AIM OF THE TASK | Report how many lines below contain the word "este". Give only the number.

ROWS |
————————

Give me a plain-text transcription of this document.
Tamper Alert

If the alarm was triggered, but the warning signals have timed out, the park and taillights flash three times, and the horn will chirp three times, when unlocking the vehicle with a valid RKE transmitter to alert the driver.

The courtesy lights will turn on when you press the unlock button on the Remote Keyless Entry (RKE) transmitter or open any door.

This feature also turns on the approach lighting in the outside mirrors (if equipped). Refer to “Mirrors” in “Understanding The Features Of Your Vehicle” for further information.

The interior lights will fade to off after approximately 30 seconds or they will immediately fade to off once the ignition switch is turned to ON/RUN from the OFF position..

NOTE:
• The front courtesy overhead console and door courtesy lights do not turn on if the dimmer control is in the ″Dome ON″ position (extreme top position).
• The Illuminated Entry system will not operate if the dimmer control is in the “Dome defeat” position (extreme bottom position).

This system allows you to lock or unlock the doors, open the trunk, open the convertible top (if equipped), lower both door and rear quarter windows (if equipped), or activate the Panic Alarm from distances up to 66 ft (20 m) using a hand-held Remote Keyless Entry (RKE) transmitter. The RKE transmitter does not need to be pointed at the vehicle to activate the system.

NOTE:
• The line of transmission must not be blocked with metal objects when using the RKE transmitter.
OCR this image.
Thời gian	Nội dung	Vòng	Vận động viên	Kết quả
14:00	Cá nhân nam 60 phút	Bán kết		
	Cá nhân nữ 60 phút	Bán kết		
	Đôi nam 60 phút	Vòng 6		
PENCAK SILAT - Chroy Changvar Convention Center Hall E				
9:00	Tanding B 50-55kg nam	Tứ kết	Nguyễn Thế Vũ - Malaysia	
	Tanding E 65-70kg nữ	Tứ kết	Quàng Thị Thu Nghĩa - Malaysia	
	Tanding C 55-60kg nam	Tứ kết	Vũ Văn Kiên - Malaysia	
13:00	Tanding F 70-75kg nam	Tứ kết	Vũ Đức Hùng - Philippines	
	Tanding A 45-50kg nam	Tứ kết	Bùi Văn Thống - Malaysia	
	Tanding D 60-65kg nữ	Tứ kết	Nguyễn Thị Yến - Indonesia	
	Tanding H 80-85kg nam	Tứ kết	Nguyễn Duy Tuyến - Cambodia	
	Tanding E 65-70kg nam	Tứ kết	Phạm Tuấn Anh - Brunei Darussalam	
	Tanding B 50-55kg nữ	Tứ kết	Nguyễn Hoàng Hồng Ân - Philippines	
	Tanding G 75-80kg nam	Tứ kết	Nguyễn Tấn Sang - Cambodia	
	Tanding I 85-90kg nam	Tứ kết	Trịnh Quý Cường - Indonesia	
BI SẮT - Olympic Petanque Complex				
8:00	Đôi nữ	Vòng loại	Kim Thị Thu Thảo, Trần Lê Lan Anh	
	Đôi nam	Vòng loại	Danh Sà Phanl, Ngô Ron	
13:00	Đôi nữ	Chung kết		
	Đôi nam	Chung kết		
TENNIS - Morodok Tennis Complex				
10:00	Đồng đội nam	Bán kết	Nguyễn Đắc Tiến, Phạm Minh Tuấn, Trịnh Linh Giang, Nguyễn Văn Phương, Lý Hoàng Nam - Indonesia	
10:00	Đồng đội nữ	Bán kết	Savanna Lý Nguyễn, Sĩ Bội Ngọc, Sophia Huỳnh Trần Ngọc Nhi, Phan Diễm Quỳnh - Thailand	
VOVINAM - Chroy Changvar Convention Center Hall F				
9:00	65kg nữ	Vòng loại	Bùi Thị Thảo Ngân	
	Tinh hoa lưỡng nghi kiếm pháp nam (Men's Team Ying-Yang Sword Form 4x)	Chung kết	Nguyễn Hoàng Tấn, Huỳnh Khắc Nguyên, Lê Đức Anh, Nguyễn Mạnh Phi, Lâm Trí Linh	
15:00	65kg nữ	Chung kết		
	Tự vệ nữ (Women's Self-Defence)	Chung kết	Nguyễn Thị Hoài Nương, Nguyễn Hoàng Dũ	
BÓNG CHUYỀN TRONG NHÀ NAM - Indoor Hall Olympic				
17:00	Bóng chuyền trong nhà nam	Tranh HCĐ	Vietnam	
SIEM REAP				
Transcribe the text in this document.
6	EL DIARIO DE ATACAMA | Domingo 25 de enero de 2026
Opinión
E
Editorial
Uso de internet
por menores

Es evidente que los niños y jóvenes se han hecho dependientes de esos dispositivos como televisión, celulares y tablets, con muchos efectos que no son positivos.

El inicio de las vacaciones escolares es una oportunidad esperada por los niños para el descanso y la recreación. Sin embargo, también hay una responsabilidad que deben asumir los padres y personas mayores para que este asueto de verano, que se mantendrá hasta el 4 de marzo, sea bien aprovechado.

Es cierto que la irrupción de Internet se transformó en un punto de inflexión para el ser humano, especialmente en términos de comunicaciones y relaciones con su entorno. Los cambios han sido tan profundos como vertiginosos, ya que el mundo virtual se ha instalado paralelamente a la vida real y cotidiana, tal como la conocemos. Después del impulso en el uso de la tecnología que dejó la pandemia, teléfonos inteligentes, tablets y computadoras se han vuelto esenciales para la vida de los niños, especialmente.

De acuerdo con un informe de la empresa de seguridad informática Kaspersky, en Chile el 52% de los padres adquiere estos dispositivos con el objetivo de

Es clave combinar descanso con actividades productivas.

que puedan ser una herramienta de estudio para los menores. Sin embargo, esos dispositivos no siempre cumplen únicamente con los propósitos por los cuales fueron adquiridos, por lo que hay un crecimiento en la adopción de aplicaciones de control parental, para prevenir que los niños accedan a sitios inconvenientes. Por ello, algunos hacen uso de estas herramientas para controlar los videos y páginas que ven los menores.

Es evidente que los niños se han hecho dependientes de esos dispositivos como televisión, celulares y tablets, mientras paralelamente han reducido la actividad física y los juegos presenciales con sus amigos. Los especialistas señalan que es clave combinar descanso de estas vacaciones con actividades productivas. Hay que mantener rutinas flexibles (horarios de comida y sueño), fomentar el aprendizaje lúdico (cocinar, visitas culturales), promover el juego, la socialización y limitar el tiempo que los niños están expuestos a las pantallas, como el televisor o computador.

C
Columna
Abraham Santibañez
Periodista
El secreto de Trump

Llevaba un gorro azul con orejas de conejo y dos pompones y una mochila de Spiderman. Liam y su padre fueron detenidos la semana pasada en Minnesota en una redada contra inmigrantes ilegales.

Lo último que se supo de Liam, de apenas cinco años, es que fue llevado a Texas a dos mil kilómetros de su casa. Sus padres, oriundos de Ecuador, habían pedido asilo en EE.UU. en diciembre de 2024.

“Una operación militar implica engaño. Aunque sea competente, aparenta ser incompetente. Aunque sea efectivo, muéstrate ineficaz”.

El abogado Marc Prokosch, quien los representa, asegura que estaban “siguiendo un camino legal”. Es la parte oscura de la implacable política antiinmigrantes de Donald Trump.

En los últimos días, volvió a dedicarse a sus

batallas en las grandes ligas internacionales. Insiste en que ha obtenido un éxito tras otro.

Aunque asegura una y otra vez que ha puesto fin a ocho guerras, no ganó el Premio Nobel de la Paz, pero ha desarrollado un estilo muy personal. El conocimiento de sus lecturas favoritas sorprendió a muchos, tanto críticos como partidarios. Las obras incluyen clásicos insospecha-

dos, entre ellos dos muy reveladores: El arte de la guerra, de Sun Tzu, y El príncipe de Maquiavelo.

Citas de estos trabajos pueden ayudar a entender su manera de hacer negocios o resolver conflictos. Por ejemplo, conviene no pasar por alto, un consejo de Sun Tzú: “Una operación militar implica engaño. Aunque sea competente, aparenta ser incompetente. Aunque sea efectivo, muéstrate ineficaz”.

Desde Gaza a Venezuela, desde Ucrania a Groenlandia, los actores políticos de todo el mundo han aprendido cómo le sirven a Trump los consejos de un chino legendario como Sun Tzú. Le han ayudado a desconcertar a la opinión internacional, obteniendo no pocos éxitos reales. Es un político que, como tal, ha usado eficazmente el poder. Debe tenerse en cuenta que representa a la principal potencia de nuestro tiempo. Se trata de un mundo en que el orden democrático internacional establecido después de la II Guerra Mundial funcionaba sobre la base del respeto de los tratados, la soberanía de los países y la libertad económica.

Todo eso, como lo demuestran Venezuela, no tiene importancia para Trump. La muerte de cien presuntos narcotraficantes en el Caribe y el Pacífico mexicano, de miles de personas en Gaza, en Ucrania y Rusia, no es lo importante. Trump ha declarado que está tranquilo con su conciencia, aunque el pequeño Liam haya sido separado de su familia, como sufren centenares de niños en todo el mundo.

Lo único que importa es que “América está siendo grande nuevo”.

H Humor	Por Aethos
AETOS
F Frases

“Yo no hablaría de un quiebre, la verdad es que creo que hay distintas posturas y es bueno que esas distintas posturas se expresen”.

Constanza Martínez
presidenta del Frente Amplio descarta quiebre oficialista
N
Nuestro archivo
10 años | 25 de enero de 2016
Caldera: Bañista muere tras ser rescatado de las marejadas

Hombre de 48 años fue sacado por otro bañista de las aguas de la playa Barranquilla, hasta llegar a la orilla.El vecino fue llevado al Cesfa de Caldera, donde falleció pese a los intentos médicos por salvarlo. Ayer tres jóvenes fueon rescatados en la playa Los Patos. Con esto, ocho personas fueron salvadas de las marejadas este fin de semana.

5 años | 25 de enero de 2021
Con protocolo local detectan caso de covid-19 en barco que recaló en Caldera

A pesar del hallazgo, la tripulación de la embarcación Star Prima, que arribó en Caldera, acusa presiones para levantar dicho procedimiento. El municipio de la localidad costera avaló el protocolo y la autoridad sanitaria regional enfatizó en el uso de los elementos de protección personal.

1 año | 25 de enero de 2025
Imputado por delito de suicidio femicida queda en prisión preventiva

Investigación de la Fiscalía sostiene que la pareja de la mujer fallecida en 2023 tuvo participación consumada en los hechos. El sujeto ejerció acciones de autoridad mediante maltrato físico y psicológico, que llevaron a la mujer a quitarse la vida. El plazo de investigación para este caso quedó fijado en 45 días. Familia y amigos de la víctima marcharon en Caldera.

————————

THE REPLY | 3